---- Dataset extract

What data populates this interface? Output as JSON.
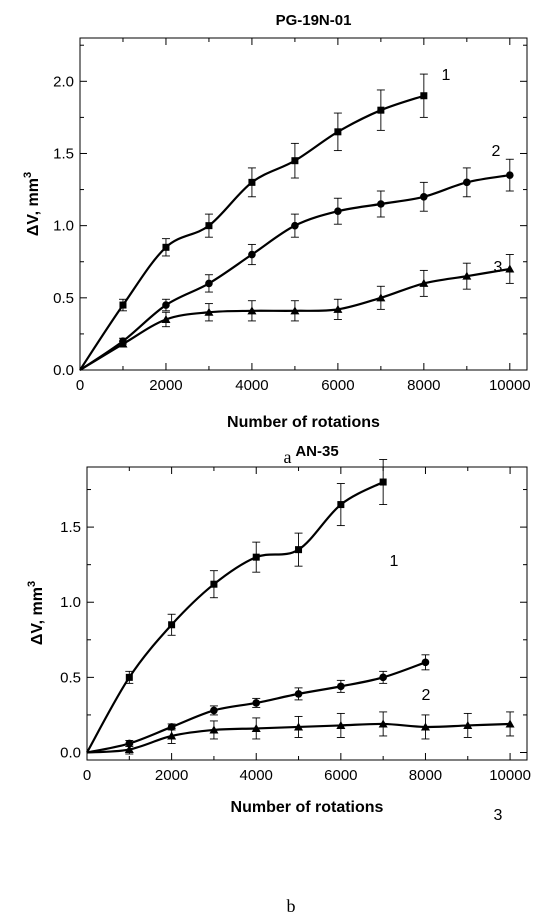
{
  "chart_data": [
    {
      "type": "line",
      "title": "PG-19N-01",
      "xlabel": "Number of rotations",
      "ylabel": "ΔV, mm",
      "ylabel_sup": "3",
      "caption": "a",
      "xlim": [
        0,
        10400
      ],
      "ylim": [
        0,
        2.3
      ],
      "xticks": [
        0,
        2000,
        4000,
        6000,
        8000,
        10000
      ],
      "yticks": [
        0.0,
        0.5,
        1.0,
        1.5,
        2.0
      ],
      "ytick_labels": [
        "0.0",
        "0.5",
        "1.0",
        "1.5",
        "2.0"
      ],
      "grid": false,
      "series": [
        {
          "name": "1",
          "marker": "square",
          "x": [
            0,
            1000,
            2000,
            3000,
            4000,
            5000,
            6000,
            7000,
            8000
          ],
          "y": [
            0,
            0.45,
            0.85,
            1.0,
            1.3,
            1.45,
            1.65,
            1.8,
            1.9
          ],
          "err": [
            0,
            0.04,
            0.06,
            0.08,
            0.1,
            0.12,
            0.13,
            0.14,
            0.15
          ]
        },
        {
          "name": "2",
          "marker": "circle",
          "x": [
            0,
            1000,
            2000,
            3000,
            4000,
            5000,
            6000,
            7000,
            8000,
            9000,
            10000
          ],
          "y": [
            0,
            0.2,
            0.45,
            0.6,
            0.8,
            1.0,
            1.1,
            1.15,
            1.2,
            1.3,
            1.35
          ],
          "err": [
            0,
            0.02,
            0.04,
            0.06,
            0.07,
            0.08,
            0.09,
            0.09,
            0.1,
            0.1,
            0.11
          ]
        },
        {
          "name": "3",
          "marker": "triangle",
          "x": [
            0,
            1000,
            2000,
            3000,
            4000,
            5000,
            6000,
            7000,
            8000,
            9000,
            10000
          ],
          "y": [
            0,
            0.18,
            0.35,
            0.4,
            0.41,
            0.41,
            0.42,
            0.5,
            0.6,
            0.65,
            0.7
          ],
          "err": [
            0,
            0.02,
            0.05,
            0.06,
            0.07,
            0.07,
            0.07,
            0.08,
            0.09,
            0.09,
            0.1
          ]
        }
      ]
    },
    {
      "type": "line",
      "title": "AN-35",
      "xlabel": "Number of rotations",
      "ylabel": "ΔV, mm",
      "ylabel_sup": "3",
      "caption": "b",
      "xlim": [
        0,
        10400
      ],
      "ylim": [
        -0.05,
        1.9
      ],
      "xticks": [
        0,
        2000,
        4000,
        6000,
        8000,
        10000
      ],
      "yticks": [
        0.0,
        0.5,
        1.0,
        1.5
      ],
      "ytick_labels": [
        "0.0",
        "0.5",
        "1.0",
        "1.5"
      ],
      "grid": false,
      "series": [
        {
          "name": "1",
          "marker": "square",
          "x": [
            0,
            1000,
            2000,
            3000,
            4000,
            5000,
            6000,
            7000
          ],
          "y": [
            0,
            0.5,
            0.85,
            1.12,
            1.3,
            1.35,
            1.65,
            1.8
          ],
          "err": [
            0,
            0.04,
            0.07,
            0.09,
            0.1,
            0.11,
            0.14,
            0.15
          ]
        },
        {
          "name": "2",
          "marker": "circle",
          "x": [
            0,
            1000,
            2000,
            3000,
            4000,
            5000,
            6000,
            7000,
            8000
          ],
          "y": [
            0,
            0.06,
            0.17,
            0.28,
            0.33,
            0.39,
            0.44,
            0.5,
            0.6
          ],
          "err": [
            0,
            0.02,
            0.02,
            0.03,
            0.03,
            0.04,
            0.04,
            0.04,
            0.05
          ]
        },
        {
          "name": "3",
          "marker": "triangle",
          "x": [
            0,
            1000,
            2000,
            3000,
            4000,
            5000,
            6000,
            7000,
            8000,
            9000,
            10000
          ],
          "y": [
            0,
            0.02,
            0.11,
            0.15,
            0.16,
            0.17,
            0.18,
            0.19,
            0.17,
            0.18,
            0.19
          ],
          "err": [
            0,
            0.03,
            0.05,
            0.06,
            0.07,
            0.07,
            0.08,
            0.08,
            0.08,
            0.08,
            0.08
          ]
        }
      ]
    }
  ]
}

--------

Your goal: Transcribe the records above exactly as they appear, leaving out any pictures.

Finished exercise:
What data populates this interface? Output as JSON.
{
  "chart_data": [
    {
      "type": "line",
      "title": "PG-19N-01",
      "xlabel": "Number of rotations",
      "ylabel": "ΔV, mm",
      "ylabel_sup": "3",
      "caption": "a",
      "xlim": [
        0,
        10400
      ],
      "ylim": [
        0,
        2.3
      ],
      "xticks": [
        0,
        2000,
        4000,
        6000,
        8000,
        10000
      ],
      "yticks": [
        0.0,
        0.5,
        1.0,
        1.5,
        2.0
      ],
      "ytick_labels": [
        "0.0",
        "0.5",
        "1.0",
        "1.5",
        "2.0"
      ],
      "grid": false,
      "series": [
        {
          "name": "1",
          "marker": "square",
          "x": [
            0,
            1000,
            2000,
            3000,
            4000,
            5000,
            6000,
            7000,
            8000
          ],
          "y": [
            0,
            0.45,
            0.85,
            1.0,
            1.3,
            1.45,
            1.65,
            1.8,
            1.9
          ],
          "err": [
            0,
            0.04,
            0.06,
            0.08,
            0.1,
            0.12,
            0.13,
            0.14,
            0.15
          ]
        },
        {
          "name": "2",
          "marker": "circle",
          "x": [
            0,
            1000,
            2000,
            3000,
            4000,
            5000,
            6000,
            7000,
            8000,
            9000,
            10000
          ],
          "y": [
            0,
            0.2,
            0.45,
            0.6,
            0.8,
            1.0,
            1.1,
            1.15,
            1.2,
            1.3,
            1.35
          ],
          "err": [
            0,
            0.02,
            0.04,
            0.06,
            0.07,
            0.08,
            0.09,
            0.09,
            0.1,
            0.1,
            0.11
          ]
        },
        {
          "name": "3",
          "marker": "triangle",
          "x": [
            0,
            1000,
            2000,
            3000,
            4000,
            5000,
            6000,
            7000,
            8000,
            9000,
            10000
          ],
          "y": [
            0,
            0.18,
            0.35,
            0.4,
            0.41,
            0.41,
            0.42,
            0.5,
            0.6,
            0.65,
            0.7
          ],
          "err": [
            0,
            0.02,
            0.05,
            0.06,
            0.07,
            0.07,
            0.07,
            0.08,
            0.09,
            0.09,
            0.1
          ]
        }
      ]
    },
    {
      "type": "line",
      "title": "AN-35",
      "xlabel": "Number of rotations",
      "ylabel": "ΔV, mm",
      "ylabel_sup": "3",
      "caption": "b",
      "xlim": [
        0,
        10400
      ],
      "ylim": [
        -0.05,
        1.9
      ],
      "xticks": [
        0,
        2000,
        4000,
        6000,
        8000,
        10000
      ],
      "yticks": [
        0.0,
        0.5,
        1.0,
        1.5
      ],
      "ytick_labels": [
        "0.0",
        "0.5",
        "1.0",
        "1.5"
      ],
      "grid": false,
      "series": [
        {
          "name": "1",
          "marker": "square",
          "x": [
            0,
            1000,
            2000,
            3000,
            4000,
            5000,
            6000,
            7000
          ],
          "y": [
            0,
            0.5,
            0.85,
            1.12,
            1.3,
            1.35,
            1.65,
            1.8
          ],
          "err": [
            0,
            0.04,
            0.07,
            0.09,
            0.1,
            0.11,
            0.14,
            0.15
          ]
        },
        {
          "name": "2",
          "marker": "circle",
          "x": [
            0,
            1000,
            2000,
            3000,
            4000,
            5000,
            6000,
            7000,
            8000
          ],
          "y": [
            0,
            0.06,
            0.17,
            0.28,
            0.33,
            0.39,
            0.44,
            0.5,
            0.6
          ],
          "err": [
            0,
            0.02,
            0.02,
            0.03,
            0.03,
            0.04,
            0.04,
            0.04,
            0.05
          ]
        },
        {
          "name": "3",
          "marker": "triangle",
          "x": [
            0,
            1000,
            2000,
            3000,
            4000,
            5000,
            6000,
            7000,
            8000,
            9000,
            10000
          ],
          "y": [
            0,
            0.02,
            0.11,
            0.15,
            0.16,
            0.17,
            0.18,
            0.19,
            0.17,
            0.18,
            0.19
          ],
          "err": [
            0,
            0.03,
            0.05,
            0.06,
            0.07,
            0.07,
            0.08,
            0.08,
            0.08,
            0.08,
            0.08
          ]
        }
      ]
    }
  ]
}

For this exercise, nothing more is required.